Because the first implementation has big variances in scores between sequential trainings in the same training and testing datasets we will implement a ensemble technique in order to make the results more stable.

In [78]:
def compute_predictions_voting(total_ypreds,total_nn):
    
    threshold = total_nn//2
    ypreds    = np.ndarray(shape = (np.shape(total_ypreds)[0],1),dtype = np.float64)
    
    for i in range(np.shape(total_ypreds)[0]):
        ypreds[i] = 0 if total_ypreds[i]<=threshold else 1
    
    return ypreds

In [79]:
######################################################################################

In [118]:
# voting technique based on the first and simpliest neural network.
# Use odd number of nn so majority wins every time.

target_labels = df_tags["Bug"]
train_issues_0,train_issues_1,test_issues,test_labels = split_dataset2(issues_embeddings,target_labels)

batch_size = np.shape(train_issues_0)[0] if np.shape(train_issues_0)[0]<np.shape(train_issues_1)[0] else np.shape(train_issues_1)[0]  
print(batch_size)
v_batch,v_labels = generate_batch(test_issues,test_labels,np.shape(test_issues)[0])

Dataset records:
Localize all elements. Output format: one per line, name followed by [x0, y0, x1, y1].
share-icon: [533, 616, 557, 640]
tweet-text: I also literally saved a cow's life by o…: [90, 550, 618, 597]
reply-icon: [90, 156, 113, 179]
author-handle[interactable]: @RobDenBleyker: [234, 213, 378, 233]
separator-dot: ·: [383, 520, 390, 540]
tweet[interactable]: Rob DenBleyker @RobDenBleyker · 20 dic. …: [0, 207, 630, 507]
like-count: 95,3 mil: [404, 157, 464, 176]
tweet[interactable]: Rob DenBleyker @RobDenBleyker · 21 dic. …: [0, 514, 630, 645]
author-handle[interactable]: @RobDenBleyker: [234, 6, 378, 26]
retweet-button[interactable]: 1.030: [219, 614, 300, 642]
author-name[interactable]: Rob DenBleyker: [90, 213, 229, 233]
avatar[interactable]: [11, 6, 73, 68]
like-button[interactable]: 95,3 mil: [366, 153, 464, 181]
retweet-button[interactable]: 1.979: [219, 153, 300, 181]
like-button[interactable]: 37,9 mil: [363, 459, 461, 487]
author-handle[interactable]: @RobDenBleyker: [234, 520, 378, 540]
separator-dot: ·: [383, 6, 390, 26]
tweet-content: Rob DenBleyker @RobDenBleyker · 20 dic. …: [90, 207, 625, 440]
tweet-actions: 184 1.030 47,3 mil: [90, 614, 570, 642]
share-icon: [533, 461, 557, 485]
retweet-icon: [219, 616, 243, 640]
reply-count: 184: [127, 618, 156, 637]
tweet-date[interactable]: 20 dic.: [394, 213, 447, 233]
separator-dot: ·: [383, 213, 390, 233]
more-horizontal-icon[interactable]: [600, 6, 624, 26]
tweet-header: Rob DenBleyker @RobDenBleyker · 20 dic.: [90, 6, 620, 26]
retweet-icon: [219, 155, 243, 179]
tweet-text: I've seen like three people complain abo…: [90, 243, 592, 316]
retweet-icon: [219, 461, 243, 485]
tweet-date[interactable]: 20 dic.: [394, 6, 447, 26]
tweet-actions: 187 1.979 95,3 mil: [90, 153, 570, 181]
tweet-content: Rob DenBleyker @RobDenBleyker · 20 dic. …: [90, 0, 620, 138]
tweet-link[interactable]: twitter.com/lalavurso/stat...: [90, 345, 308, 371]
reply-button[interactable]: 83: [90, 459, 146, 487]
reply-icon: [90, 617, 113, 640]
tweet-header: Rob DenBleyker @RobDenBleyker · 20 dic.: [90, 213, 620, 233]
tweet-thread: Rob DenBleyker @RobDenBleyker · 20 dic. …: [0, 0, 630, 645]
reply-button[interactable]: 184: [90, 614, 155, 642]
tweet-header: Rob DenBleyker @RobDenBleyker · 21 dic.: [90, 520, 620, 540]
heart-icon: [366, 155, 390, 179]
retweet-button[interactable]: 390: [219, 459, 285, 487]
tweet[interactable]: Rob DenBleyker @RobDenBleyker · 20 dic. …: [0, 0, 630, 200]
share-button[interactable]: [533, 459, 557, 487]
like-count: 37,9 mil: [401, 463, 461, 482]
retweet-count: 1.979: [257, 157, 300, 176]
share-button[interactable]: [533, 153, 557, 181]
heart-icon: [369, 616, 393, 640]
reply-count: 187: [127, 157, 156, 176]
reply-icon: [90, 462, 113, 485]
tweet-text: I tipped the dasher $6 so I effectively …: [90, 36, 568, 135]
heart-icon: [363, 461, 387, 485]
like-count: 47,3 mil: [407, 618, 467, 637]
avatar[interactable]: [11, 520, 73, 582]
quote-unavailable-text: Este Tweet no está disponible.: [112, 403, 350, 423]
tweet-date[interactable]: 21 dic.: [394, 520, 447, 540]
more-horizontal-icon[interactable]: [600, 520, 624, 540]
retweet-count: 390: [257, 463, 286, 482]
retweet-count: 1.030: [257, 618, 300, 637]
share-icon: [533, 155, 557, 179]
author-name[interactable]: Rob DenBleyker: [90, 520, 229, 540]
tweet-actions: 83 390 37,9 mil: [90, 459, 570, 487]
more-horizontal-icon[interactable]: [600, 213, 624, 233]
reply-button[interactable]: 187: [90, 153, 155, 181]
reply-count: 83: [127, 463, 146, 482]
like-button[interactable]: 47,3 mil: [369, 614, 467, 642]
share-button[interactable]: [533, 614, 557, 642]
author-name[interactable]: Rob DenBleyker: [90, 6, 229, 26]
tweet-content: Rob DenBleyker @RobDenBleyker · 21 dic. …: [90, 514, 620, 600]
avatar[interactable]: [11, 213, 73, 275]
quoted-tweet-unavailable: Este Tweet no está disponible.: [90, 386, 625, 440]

Work to be completed:
Do the following statements agree with the ensemble voting code excerpt above? For each, answer yes or no and quote the words of the excerpt that decide it.
(a) The voting threshold is set to the number of networks divided by two with integer division.
(b) A row whose vote total equals the threshold is predicted as 1.
(c) The comments advise using an odd number of networks.

Full answer:
(a) Yes: "threshold = total_nn//2"
(b) No: "ypreds[i] = 0 if total_ypreds[i]<=threshold else 1"
(c) Yes: "Use odd number of nn so majority wins every time."